GOAL
Repeat the records below exactly as they appear.

ENTRIES SUPPLIED
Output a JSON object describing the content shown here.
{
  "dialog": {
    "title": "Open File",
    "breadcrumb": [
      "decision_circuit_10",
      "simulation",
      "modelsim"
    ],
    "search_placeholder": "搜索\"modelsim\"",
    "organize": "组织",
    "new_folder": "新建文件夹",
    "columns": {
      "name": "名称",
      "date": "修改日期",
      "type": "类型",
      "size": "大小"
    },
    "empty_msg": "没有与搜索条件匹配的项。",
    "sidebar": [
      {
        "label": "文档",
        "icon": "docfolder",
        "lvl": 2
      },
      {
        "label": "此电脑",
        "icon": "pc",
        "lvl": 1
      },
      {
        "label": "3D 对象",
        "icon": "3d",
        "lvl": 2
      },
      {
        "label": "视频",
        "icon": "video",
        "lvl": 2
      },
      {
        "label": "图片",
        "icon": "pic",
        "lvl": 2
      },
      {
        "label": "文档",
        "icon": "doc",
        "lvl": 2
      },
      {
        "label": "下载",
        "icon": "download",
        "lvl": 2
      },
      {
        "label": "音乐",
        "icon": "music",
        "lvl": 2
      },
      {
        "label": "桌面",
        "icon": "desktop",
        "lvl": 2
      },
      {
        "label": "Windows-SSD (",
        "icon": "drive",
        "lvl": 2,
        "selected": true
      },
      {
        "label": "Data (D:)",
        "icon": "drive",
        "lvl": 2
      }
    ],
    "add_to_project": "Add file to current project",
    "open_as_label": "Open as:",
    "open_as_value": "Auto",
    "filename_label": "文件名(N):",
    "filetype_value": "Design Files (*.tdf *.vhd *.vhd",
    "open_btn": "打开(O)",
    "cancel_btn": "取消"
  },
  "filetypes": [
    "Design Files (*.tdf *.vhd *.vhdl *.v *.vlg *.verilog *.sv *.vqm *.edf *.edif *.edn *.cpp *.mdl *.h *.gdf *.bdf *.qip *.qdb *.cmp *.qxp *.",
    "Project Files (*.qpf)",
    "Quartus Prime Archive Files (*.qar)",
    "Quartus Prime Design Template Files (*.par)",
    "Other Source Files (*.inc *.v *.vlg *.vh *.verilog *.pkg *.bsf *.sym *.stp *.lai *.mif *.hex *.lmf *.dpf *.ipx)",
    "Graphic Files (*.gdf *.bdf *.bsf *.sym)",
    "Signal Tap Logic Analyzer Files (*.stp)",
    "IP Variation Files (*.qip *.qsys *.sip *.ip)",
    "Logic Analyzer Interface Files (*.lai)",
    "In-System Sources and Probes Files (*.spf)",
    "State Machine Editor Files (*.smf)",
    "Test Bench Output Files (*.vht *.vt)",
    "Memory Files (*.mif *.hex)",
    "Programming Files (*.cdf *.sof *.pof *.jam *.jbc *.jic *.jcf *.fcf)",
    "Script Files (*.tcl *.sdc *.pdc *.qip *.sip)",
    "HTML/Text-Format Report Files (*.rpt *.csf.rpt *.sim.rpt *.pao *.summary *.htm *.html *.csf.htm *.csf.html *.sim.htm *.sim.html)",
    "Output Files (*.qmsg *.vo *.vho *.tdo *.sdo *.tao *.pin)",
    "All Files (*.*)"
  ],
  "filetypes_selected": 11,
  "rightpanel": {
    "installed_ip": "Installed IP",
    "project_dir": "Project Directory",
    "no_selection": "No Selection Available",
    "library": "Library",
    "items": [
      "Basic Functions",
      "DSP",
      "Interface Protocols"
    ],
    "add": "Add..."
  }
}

EXERCISE ANSWER
Output a JSON object describing the content shown here.
{
  "dialog": {
    "title": "Open File",
    "breadcrumb": [
      "decision_circuit_10",
      "simulation",
      "modelsim"
    ],
    "search_placeholder": "搜索\"modelsim\"",
    "organize": "组织",
    "new_folder": "新建文件夹",
    "columns": {
      "name": "名称",
      "date": "修改日期",
      "type": "类型",
      "size": "大小"
    },
    "empty_msg": "没有与搜索条件匹配的项。",
    "sidebar": [
      {
        "label": "文档",
        "icon": "docfolder",
        "lvl": 2
      },
      {
        "label": "此电脑",
        "icon": "pc",
        "lvl": 1
      },
      {
        "label": "3D 对象",
        "icon": "3d",
        "lvl": 2
      },
      {
        "label": "视频",
        "icon": "video",
        "lvl": 2
      },
      {
        "label": "图片",
        "icon": "pic",
        "lvl": 2
      },
      {
        "label": "文档",
        "icon": "doc",
        "lvl": 2
      },
      {
        "label": "下载",
        "icon": "download",
        "lvl": 2
      },
      {
        "label": "音乐",
        "icon": "music",
        "lvl": 2
      },
      {
        "label": "桌面",
        "icon": "desktop",
        "lvl": 2
      },
      {
        "label": "Windows-SSD (",
        "icon": "drive",
        "lvl": 2,
        "selected": true
      },
      {
        "label": "Data (D:)",
        "icon": "drive",
        "lvl": 2
      }
    ],
    "add_to_project": "Add file to current project",
    "open_as_label": "Open as:",
    "open_as_value": "Auto",
    "filename_label": "文件名(N):",
    "filetype_value": "Design Files (*.tdf *.vhd *.vhd",
    "open_btn": "打开(O)",
    "cancel_btn": "取消"
  },
  "filetypes": [
    "Design Files (*.tdf *.vhd *.vhdl *.v *.vlg *.verilog *.sv *.vqm *.edf *.edif *.edn *.cpp *.mdl *.h *.gdf *.bdf *.qip *.qdb *.cmp *.qxp *.",
    "Project Files (*.qpf)",
    "Quartus Prime Archive Files (*.qar)",
    "Quartus Prime Design Template Files (*.par)",
    "Other Source Files (*.inc *.v *.vlg *.vh *.verilog *.pkg *.bsf *.sym *.stp *.lai *.mif *.hex *.lmf *.dpf *.ipx)",
    "Graphic Files (*.gdf *.bdf *.bsf *.sym)",
    "Signal Tap Logic Analyzer Files (*.stp)",
    "IP Variation Files (*.qip *.qsys *.sip *.ip)",
    "Logic Analyzer Interface Files (*.lai)",
    "In-System Sources and Probes Files (*.spf)",
    "State Machine Editor Files (*.smf)",
    "Test Bench Output Files (*.vht *.vt)",
    "Memory Files (*.mif *.hex)",
    "Programming Files (*.cdf *.sof *.pof *.jam *.jbc *.jic *.jcf *.fcf)",
    "Script Files (*.tcl *.sdc *.pdc *.qip *.sip)",
    "HTML/Text-Format Report Files (*.rpt *.csf.rpt *.sim.rpt *.pao *.summary *.htm *.html *.csf.htm *.csf.html *.sim.htm *.sim.html)",
    "Output Files (*.qmsg *.vo *.vho *.tdo *.sdo *.tao *.pin)",
    "All Files (*.*)"
  ],
  "filetypes_selected": 11,
  "rightpanel": {
    "installed_ip": "Installed IP",
    "project_dir": "Project Directory",
    "no_selection": "No Selection Available",
    "library": "Library",
    "items": [
      "Basic Functions",
      "DSP",
      "Interface Protocols"
    ],
    "add": "Add..."
  }
}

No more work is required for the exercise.